# DATA ROWS
☆ ☆ ☆

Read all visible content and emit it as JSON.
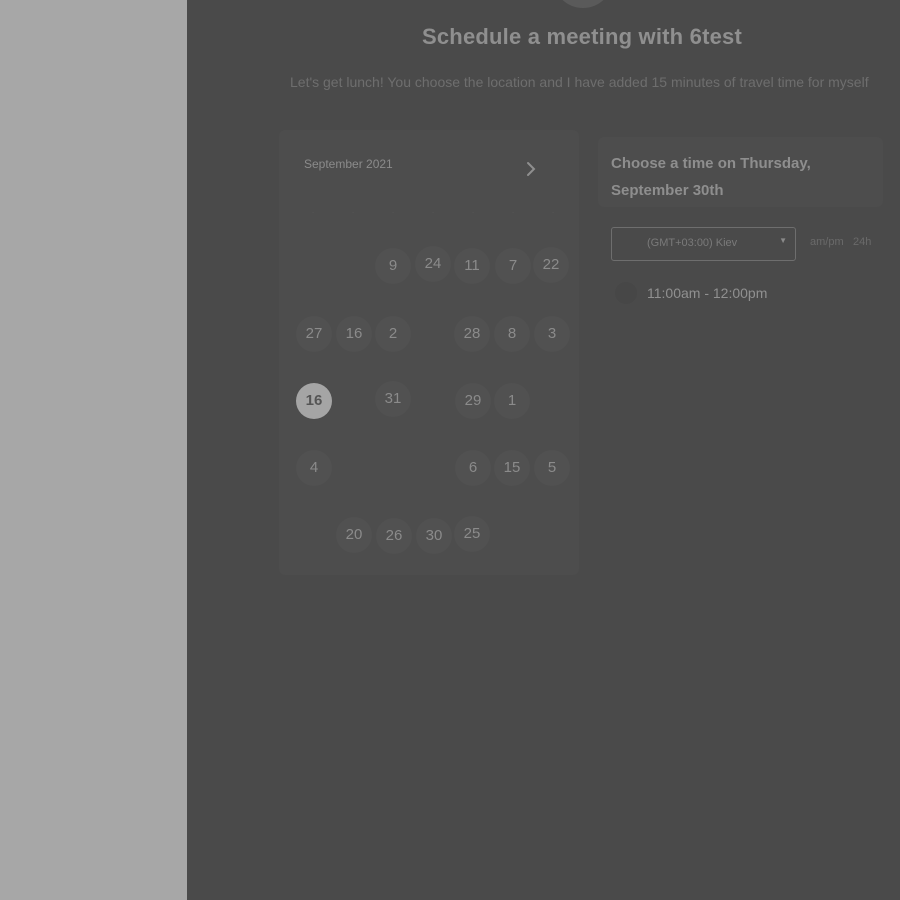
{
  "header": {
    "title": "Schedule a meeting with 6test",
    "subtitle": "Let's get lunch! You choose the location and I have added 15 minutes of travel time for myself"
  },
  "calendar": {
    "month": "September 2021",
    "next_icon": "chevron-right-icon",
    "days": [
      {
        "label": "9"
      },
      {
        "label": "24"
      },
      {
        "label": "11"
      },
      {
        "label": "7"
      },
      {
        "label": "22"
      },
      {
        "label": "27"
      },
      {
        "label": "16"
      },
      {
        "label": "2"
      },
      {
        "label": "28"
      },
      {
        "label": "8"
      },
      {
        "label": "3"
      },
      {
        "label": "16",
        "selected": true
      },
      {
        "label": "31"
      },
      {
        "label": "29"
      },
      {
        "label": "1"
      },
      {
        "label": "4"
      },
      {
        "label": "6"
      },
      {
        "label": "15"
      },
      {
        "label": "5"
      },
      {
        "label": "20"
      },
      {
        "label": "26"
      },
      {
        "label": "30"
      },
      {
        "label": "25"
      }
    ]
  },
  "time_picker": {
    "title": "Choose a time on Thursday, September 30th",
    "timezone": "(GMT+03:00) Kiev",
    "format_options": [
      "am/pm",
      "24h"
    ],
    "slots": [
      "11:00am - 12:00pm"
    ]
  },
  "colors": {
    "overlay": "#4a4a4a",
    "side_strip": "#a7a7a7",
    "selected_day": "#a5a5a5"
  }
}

☆ ☆ ☆

# STATED GOAL
Retype all the records shown above, character for character. Omit every picture.

# CORRECT ANSWER
Read all visible content and emit it as JSON.
{
  "header": {
    "title": "Schedule a meeting with 6test",
    "subtitle": "Let's get lunch! You choose the location and I have added 15 minutes of travel time for myself"
  },
  "calendar": {
    "month": "September 2021",
    "next_icon": "chevron-right-icon",
    "days": [
      {
        "label": "9"
      },
      {
        "label": "24"
      },
      {
        "label": "11"
      },
      {
        "label": "7"
      },
      {
        "label": "22"
      },
      {
        "label": "27"
      },
      {
        "label": "16"
      },
      {
        "label": "2"
      },
      {
        "label": "28"
      },
      {
        "label": "8"
      },
      {
        "label": "3"
      },
      {
        "label": "16",
        "selected": true
      },
      {
        "label": "31"
      },
      {
        "label": "29"
      },
      {
        "label": "1"
      },
      {
        "label": "4"
      },
      {
        "label": "6"
      },
      {
        "label": "15"
      },
      {
        "label": "5"
      },
      {
        "label": "20"
      },
      {
        "label": "26"
      },
      {
        "label": "30"
      },
      {
        "label": "25"
      }
    ]
  },
  "time_picker": {
    "title": "Choose a time on Thursday, September 30th",
    "timezone": "(GMT+03:00) Kiev",
    "format_options": [
      "am/pm",
      "24h"
    ],
    "slots": [
      "11:00am - 12:00pm"
    ]
  },
  "colors": {
    "overlay": "#4a4a4a",
    "side_strip": "#a7a7a7",
    "selected_day": "#a5a5a5"
  }
}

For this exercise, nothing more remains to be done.